Document »
──────
Re: In Flink, is there a way to merge two streams in stateful manner

2023-08-29 Thread Ken Krugler

If you need a specific output order, then merge the three streams, key by a 
constant (like 1), and run that into a KeyedProcessFunction.

That function can buffer out-of-order records, and set up a timer to fire when 
it gets a MAX_WATERMARK (which indicates that all streams are finished) so that 
it can flush any pending data from state, in the proper order.

You’d have a ListState for the reduced data, and a 
ValueState for the footer.

Once you get the header, you can flush all reduced data, and no longer buffer 
it.

When timer fires, you can flush the footer.

— Ken



> On Aug 10, 2023, at 10:14 PM, Muazim Wani  wrote:
> 
> Thank you so much for taking the time to provide me with such a detailed 
> response. Your assistance has been incredibly helpful in clarifying my 
> understanding! 
> Let me provide you with the exact scenario ,  I think there might be some 
> misunderstanding. All the streams are bounded and parallelism is set to 1. I 
> am  writing to 1 file only. So the main use case Is to provide support for 
> dynamic Headers and footers with Aggregated values. 
> e.g if my input is
> 
> Static Header
> JohnDoe, 12
> Alice, 21
> 
> My dynamic header is "Dynamic Header" and dynamic Footer is "Dynamic footer". 
> These headers are on top of static headers which are already present in the 
> DataStream(bounded). The output would be like
> 
> Dynamic Header 33
> Static Header
> JohnDoe, 12
> Alice, 21
> Dynamic footer
> 
> In this particular case I am writing to one file only. I have set my 
> parallelism to 1. I have 1 InputDataStream on top of that I have one dynamic 
> header and footer stream (which contains some dynamic params such as 
> aggregated value on some fields e.g salary etc) .Now I am left with three 
> transformed streams in Sink Operator. i.e dynamic HeaderStream with 
> aggregated Value 2) input DataStream 3) dynamic Footer stream with aggregated 
> Value. 
> 
> I could have used String for both Dynamic Headers and footers and emitted the 
> headers in open() method and footers in close() method of TextOutputFormat, 
> That would have solved my useCase. But as I get a DataStream(with only 1 
> value i.e final sum) back from Aggregated Values (Currently I am using reduce 
> function). I am adding headers to that DataStream only and similarly for 
> footers. Now I am not able to merge them while maintaining the order. 
> 
> Below I have provided my implementation of reduce function
> public DataStream sum(
> SumFunction reduceFunction, DataStream stream) {
> 
>   DataStream inputRecordTransformedDataStream =
>   stream.map(this::transform).returns((TypeInformation)
──────
Data block »
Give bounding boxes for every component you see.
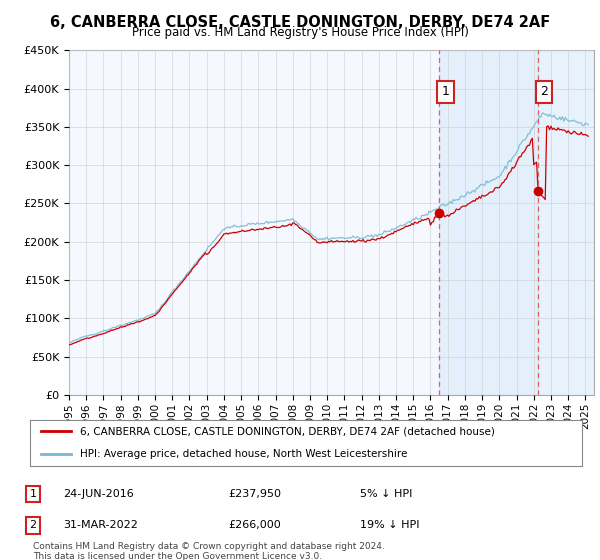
──────
What needs to be done »
Reproduce verbatim everything in the Flink thread from "2023-08-29 Thread Ken" down to "the proper order.".

Correct output »
2023-08-29 Thread Ken Krugler

If you need a specific output order, then merge the three streams, key by a 
constant (like 1), and run that into a KeyedProcessFunction.

That function can buffer out-of-order records, and set up a timer to fire when 
it gets a MAX_WATERMARK (which indicates that all streams are finished) so that 
it can flush any pending data from state, in the proper order.